• **Required action**
What lines in the records below hold the string "this"? Please show them.
:: Material provided
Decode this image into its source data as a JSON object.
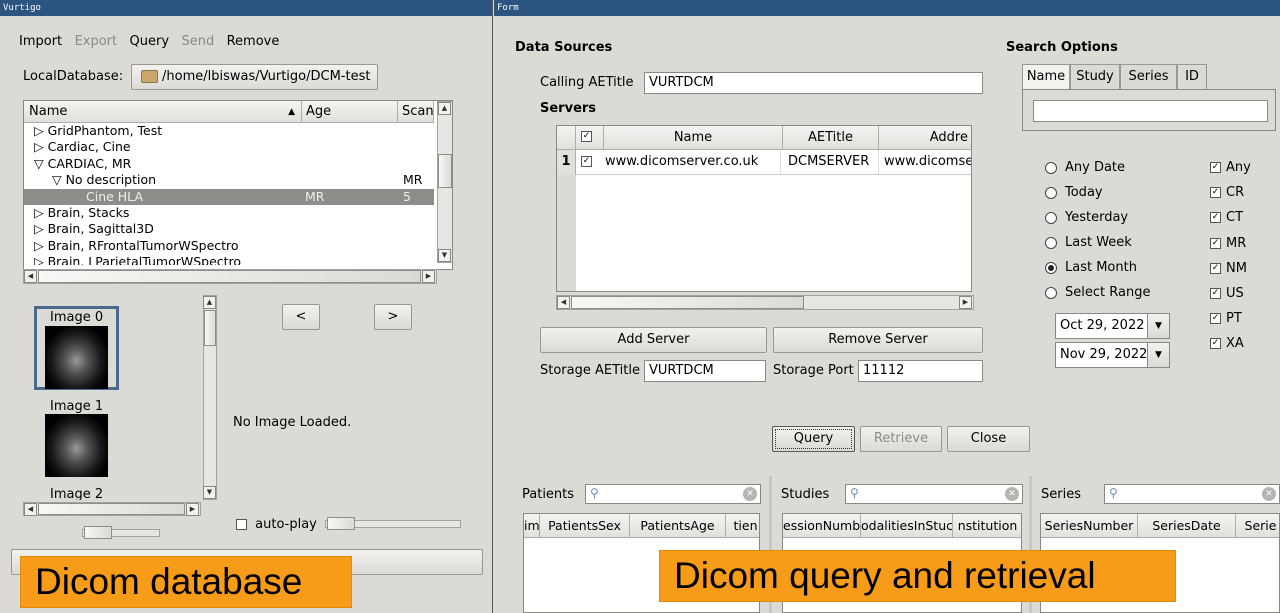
{
  "left": {
    "title": "Vurtigo",
    "menu": {
      "import": "Import",
      "export": "Export",
      "query": "Query",
      "send": "Send",
      "remove": "Remove"
    },
    "local_db_label": "LocalDatabase:",
    "local_db_path": "/home/lbiswas/Vurtigo/DCM-test",
    "tree_headers": {
      "name": "Name",
      "age": "Age",
      "scan": "Scan"
    },
    "tree_rows": [
      {
        "label": "▷ GridPhantom, Test",
        "age": "",
        "scan": ""
      },
      {
        "label": "▷ Cardiac, Cine",
        "age": "",
        "scan": ""
      },
      {
        "label": "▽ CARDIAC, MR",
        "age": "",
        "scan": ""
      },
      {
        "label": "▽ No description",
        "age": "",
        "scan": "MR"
      },
      {
        "label": "Cine HLA",
        "age": "MR",
        "scan": "5"
      },
      {
        "label": "▷ Brain, Stacks",
        "age": "",
        "scan": ""
      },
      {
        "label": "▷ Brain, Sagittal3D",
        "age": "",
        "scan": ""
      },
      {
        "label": "▷ Brain, RFrontalTumorWSpectro",
        "age": "",
        "scan": ""
      },
      {
        "label": "▷ Brain, LParietalTumorWSpectro",
        "age": "",
        "scan": ""
      }
    ],
    "images": [
      "Image 0",
      "Image 1",
      "Image 2"
    ],
    "prev_label": "<",
    "next_label": ">",
    "no_image": "No Image Loaded.",
    "autoplay_label": "auto-play",
    "overlay": "Dicom database"
  },
  "right": {
    "title": "Form",
    "data_sources_label": "Data Sources",
    "calling_ae_label": "Calling AETitle",
    "calling_ae_value": "VURTDCM",
    "servers_label": "Servers",
    "server_headers": {
      "name": "Name",
      "aetitle": "AETitle",
      "address": "Addre"
    },
    "servers": [
      {
        "index": "1",
        "name": "www.dicomserver.co.uk",
        "aetitle": "DCMSERVER",
        "address": "www.dicomser"
      }
    ],
    "add_server": "Add Server",
    "remove_server": "Remove Server",
    "storage_ae_label": "Storage AETitle",
    "storage_ae_value": "VURTDCM",
    "storage_port_label": "Storage Port",
    "storage_port_value": "11112",
    "search_options_label": "Search Options",
    "search_tabs": [
      "Name",
      "Study",
      "Series",
      "ID"
    ],
    "date_options": [
      "Any Date",
      "Today",
      "Yesterday",
      "Last Week",
      "Last Month",
      "Select Range"
    ],
    "selected_date": "Last Month",
    "from_date": "Oct 29, 2022",
    "to_date": "Nov 29, 2022",
    "modalities": [
      "Any",
      "CR",
      "CT",
      "MR",
      "NM",
      "US",
      "PT",
      "XA"
    ],
    "query_btn": "Query",
    "retrieve_btn": "Retrieve",
    "close_btn": "Close",
    "patients_label": "Patients",
    "patients_cols": [
      "im",
      "PatientsSex",
      "PatientsAge",
      "tien"
    ],
    "studies_label": "Studies",
    "studies_cols": [
      "essionNumb",
      "odalitiesInStuc",
      "nstitution"
    ],
    "series_label": "Series",
    "series_cols": [
      "SeriesNumber",
      "SeriesDate",
      "Serie"
    ],
    "overlay": "Dicom query and retrieval"
  }
}
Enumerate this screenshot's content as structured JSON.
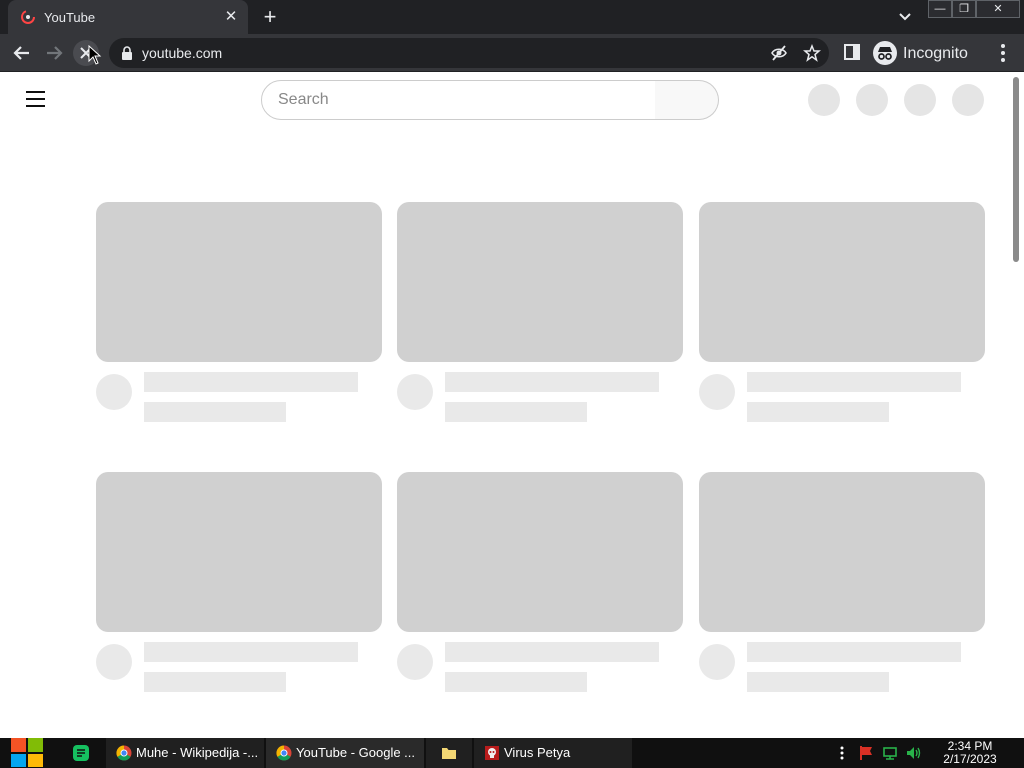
{
  "browser": {
    "tab_title": "YouTube",
    "tab_close": "✕",
    "new_tab": "+",
    "url": "youtube.com",
    "profile_label": "Incognito",
    "window_buttons": [
      "—",
      "❐",
      "✕"
    ]
  },
  "youtube": {
    "search_placeholder": "Search",
    "grid": {
      "rows": 2,
      "columns": 3,
      "state": "loading-skeleton"
    }
  },
  "taskbar": {
    "items": [
      {
        "label": "Muhe - Wikipedija -...",
        "icon": "chrome-icon"
      },
      {
        "label": "YouTube - Google ...",
        "icon": "chrome-icon"
      },
      {
        "label": "",
        "icon": "folder-icon"
      },
      {
        "label": "Virus Petya",
        "icon": "skull-icon"
      }
    ],
    "time": "2:34 PM",
    "date": "2/17/2023"
  },
  "colors": {
    "browser_dark": "#202124",
    "browser_chrome": "#35363a",
    "skeleton": "#d0d0d0",
    "skeleton_light": "#e9e9e9"
  }
}
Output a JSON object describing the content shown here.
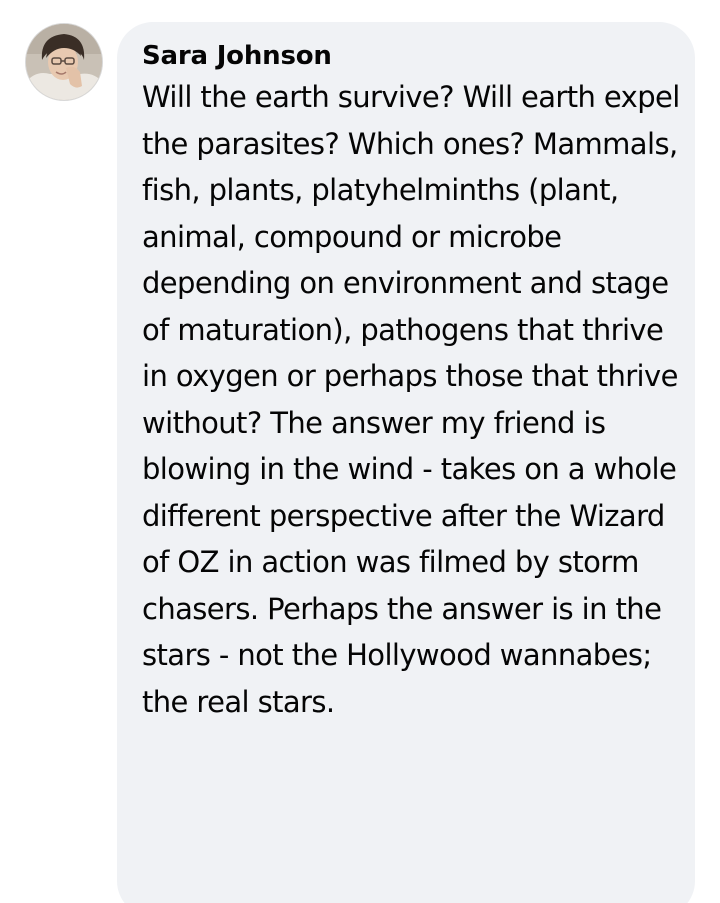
{
  "comment": {
    "author": "Sara Johnson",
    "text": "Will the earth survive? Will earth expel the parasites? Which ones? Mammals, fish, plants, platyhelminths (plant, animal, compound or microbe depending on environment and stage of maturation), pathogens that thrive in oxygen or perhaps those that thrive without? The answer my friend is blowing in the wind - takes on a whole different perspective after the Wizard of OZ in action was filmed by storm chasers. Perhaps the answer is in the stars - not the Hollywood wannabes; the real stars.",
    "avatar_icon": "profile-photo-icon"
  },
  "colors": {
    "bubble_background": "#f0f2f5",
    "text": "#050505",
    "page_background": "#ffffff"
  }
}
::::
• **Reply**
Decode this image into its source data as a JSON object.
Enumerate this screenshot's content as structured JSON.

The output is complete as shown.